Copy out every line of the records that contains the string "panel", counting only matches with the same capitalization.
--
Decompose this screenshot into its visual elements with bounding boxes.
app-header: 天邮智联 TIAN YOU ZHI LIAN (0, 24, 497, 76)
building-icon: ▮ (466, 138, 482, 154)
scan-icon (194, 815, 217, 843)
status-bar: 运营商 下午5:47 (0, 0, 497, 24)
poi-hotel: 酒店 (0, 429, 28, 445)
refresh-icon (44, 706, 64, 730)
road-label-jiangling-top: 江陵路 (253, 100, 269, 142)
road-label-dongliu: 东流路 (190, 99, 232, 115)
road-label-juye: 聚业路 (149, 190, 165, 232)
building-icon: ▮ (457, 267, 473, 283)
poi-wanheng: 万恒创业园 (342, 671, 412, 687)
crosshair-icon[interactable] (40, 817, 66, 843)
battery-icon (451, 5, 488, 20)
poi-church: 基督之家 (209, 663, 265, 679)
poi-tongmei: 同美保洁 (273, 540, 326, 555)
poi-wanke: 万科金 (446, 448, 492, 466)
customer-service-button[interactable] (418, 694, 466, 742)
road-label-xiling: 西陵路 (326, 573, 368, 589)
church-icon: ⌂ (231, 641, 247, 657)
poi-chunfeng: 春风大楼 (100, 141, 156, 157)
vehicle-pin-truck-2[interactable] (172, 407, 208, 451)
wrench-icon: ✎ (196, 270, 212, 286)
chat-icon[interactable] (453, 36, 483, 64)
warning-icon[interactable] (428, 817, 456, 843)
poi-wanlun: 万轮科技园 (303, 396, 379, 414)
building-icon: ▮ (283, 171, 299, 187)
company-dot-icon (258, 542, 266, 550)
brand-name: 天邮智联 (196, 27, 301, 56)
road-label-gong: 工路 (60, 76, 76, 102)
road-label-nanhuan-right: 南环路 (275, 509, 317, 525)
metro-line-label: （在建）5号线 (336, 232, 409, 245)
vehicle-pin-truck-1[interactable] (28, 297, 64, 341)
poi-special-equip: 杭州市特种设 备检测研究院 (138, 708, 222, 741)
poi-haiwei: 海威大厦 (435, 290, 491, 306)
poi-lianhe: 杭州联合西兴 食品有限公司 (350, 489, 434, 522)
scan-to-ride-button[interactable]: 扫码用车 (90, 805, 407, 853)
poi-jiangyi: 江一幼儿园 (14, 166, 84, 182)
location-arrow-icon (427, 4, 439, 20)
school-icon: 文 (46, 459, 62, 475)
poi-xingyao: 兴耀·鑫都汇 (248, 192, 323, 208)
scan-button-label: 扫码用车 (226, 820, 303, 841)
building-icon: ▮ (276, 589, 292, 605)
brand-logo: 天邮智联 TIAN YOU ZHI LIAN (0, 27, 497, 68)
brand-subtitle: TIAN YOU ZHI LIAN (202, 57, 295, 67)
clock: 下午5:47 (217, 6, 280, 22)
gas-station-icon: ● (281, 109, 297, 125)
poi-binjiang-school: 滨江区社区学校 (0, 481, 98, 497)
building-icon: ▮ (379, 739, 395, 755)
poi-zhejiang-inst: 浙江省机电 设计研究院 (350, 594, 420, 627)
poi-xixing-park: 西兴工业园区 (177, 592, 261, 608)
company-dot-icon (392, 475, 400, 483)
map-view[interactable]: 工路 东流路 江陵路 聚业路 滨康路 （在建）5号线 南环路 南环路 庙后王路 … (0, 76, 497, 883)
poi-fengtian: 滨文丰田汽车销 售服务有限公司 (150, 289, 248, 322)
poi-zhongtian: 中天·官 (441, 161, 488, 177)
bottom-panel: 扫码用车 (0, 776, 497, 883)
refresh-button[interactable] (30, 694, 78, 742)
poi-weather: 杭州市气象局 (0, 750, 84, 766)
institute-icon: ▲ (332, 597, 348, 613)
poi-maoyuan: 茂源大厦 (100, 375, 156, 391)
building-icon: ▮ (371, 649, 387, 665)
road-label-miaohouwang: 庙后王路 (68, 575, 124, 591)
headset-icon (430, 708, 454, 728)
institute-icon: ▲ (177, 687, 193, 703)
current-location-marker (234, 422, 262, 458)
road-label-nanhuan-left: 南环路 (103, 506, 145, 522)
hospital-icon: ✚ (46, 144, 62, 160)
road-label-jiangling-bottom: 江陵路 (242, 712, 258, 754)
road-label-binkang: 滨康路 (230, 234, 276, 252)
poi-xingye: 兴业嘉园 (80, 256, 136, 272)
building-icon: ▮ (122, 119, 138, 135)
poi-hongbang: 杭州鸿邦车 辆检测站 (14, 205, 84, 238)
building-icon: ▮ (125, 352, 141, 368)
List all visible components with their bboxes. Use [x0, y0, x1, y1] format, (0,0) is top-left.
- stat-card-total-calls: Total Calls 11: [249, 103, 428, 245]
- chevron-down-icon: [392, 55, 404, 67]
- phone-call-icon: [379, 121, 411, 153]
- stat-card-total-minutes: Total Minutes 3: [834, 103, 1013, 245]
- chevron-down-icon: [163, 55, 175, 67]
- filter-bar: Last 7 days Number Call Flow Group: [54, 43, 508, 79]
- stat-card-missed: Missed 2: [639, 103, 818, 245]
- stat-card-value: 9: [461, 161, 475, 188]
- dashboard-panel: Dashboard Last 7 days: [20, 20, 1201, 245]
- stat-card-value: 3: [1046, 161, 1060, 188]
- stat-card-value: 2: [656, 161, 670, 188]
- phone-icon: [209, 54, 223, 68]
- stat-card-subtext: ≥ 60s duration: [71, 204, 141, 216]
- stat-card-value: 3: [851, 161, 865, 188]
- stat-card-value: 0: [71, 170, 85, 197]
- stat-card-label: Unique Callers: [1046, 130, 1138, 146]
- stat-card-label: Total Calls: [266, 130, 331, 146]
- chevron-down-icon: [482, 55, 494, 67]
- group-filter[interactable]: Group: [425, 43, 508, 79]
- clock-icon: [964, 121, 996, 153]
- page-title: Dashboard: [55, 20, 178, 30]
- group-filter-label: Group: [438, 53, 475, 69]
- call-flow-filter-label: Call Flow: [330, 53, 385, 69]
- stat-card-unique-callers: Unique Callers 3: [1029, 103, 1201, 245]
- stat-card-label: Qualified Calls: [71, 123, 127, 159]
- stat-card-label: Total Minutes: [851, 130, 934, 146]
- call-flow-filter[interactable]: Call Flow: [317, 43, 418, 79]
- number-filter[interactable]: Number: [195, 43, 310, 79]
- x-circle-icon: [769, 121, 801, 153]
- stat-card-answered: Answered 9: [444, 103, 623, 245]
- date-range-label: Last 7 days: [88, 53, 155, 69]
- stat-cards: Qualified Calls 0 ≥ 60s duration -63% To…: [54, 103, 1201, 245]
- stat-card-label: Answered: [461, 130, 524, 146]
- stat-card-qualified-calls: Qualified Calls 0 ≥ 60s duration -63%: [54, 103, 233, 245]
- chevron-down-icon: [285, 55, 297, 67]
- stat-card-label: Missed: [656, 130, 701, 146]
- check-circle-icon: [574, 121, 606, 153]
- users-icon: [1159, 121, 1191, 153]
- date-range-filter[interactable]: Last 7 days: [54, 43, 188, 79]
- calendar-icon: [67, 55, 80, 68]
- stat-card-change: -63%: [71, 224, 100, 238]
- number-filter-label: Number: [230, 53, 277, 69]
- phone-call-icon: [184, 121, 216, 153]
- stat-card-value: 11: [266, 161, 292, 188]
--
Reply
bottom-panel: 扫码用车 (0, 776, 497, 883)
- dashboard-panel: Dashboard Last 7 days: [20, 20, 1201, 245]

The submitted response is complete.